** BEGIN **

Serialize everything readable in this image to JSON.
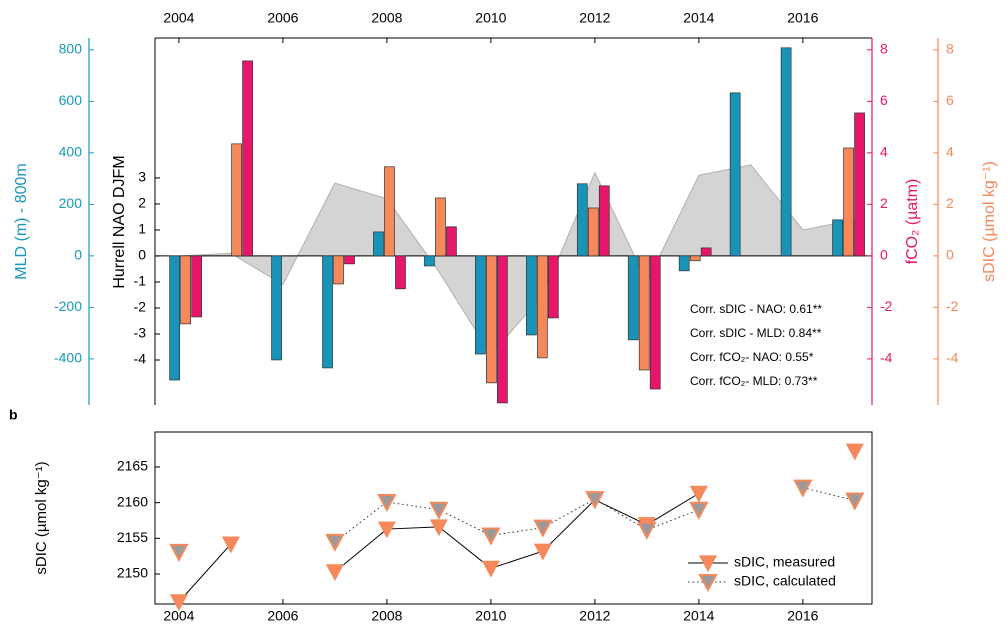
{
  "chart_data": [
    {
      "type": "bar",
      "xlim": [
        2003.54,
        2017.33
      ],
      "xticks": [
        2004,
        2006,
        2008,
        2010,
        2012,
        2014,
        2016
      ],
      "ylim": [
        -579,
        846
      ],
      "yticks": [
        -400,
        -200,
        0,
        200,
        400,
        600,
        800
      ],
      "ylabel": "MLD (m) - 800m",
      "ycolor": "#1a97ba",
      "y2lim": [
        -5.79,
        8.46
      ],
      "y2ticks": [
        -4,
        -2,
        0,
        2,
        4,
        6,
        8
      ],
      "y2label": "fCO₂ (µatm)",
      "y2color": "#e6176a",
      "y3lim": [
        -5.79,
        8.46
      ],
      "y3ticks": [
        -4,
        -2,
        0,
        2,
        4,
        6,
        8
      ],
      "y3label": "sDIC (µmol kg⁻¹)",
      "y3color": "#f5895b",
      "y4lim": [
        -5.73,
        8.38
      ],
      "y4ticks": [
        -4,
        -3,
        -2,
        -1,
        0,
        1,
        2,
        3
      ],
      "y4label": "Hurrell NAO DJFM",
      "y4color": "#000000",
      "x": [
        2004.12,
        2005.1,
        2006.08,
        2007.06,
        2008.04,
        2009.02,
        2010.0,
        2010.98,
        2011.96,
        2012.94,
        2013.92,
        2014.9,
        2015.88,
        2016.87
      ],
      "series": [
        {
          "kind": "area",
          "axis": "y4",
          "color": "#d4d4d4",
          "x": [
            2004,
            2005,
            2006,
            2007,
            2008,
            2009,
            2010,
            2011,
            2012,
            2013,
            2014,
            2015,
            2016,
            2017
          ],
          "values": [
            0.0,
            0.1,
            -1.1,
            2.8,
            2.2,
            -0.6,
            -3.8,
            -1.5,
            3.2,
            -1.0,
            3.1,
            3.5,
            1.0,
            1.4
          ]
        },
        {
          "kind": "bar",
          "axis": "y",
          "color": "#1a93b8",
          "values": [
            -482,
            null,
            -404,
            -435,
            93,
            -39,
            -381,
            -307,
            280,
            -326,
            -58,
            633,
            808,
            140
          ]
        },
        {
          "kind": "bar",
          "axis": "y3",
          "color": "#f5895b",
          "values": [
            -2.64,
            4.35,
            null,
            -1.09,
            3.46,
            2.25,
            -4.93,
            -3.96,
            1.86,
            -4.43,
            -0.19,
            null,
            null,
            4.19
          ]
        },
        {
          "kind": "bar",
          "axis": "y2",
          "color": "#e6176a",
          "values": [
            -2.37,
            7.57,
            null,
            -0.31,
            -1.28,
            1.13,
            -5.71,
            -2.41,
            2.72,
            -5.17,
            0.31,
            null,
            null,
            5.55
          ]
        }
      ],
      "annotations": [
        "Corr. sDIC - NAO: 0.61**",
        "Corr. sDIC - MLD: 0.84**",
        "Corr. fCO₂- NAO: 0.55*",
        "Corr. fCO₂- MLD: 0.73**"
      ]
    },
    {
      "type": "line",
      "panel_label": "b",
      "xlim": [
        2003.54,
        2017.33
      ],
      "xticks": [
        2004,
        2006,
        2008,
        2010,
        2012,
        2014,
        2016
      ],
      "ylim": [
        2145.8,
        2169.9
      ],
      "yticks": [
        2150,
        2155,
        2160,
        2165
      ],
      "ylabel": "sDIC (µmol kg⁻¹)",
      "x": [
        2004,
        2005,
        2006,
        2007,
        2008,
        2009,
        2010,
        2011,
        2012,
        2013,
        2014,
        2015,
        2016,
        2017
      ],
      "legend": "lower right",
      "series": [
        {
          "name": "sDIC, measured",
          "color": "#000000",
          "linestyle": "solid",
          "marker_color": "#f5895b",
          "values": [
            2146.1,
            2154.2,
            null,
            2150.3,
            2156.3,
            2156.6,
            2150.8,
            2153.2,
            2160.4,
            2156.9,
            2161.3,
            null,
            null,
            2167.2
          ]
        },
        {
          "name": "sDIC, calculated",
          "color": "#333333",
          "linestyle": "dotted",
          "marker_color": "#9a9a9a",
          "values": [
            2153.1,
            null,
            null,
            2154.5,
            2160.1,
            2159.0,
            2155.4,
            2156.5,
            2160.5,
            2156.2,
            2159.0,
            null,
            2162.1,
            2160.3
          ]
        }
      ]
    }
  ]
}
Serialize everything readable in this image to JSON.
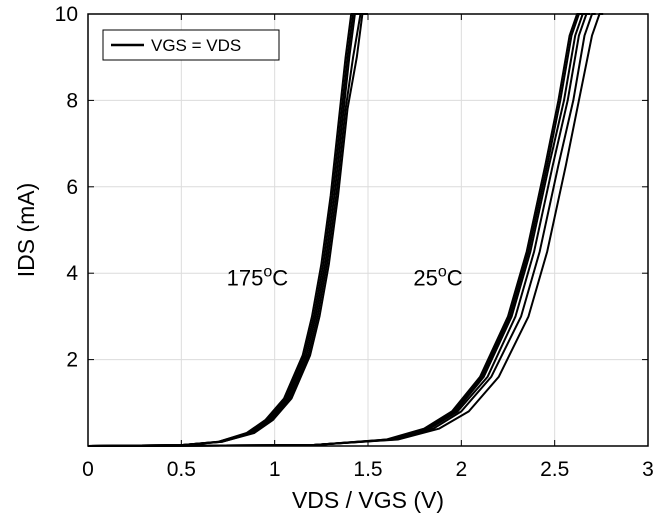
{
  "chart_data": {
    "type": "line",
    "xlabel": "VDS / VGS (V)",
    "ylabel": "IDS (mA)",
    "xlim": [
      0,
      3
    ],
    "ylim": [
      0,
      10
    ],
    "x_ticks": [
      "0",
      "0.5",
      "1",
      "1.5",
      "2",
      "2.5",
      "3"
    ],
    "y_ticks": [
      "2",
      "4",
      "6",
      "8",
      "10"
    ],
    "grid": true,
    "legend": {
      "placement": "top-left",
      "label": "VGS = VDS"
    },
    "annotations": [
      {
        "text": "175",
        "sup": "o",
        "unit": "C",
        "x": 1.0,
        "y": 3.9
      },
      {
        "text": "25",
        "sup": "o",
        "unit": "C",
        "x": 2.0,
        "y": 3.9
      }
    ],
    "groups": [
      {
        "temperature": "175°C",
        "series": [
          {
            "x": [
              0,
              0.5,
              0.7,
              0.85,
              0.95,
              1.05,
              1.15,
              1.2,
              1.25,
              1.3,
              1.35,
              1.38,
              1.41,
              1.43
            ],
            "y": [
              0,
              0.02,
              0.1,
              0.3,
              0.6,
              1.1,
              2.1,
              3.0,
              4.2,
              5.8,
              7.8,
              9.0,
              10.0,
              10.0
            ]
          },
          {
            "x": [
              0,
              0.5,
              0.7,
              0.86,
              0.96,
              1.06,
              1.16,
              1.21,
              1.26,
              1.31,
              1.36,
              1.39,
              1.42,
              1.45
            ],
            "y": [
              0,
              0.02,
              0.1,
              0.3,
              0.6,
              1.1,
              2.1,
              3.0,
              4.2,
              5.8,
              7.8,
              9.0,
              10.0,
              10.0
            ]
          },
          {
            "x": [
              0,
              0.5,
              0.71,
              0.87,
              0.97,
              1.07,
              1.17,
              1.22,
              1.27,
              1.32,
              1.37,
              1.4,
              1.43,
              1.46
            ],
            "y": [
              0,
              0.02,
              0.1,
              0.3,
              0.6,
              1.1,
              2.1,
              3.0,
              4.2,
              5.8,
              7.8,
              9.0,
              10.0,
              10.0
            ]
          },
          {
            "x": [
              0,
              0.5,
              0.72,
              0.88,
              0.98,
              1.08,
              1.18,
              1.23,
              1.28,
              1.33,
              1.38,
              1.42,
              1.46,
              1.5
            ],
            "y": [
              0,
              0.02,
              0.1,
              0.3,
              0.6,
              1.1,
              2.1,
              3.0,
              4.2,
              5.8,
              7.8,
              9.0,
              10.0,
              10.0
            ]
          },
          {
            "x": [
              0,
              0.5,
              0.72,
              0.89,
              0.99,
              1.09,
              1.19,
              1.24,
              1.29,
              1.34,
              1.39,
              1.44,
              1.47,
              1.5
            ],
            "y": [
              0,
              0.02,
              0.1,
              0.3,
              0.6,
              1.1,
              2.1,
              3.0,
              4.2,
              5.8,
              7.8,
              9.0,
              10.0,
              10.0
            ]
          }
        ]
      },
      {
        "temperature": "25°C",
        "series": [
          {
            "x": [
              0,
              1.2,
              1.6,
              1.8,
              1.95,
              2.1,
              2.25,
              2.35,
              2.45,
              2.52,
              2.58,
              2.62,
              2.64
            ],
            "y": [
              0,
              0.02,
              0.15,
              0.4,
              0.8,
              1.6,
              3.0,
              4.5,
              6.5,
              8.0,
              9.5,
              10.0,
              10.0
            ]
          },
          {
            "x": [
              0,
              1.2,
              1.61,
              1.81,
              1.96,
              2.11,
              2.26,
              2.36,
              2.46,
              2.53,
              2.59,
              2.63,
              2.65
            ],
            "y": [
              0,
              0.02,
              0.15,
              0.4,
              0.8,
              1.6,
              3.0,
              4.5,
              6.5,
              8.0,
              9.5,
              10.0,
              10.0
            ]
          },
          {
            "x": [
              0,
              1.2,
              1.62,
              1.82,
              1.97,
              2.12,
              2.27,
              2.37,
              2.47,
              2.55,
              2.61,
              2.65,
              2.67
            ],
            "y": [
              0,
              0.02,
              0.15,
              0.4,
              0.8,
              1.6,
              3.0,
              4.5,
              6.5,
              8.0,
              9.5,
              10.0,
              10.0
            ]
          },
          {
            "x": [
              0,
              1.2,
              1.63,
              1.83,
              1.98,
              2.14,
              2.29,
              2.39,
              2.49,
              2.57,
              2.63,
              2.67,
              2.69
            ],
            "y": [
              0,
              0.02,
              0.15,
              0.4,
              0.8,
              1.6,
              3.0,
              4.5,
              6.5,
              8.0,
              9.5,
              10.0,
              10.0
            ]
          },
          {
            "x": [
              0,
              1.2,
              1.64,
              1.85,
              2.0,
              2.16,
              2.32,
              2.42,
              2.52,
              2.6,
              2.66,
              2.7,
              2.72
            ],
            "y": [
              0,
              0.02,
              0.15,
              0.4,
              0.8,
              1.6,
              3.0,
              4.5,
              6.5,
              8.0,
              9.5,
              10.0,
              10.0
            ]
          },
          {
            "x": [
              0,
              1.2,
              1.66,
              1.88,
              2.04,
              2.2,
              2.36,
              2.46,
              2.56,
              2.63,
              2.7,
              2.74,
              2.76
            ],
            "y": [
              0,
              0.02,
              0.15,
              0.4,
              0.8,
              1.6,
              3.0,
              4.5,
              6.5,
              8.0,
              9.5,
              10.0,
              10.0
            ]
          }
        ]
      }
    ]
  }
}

** END **

Given task: Above are the entries; count how many of their lines contain the word "sDIC" and give only that number.

Task answer: 6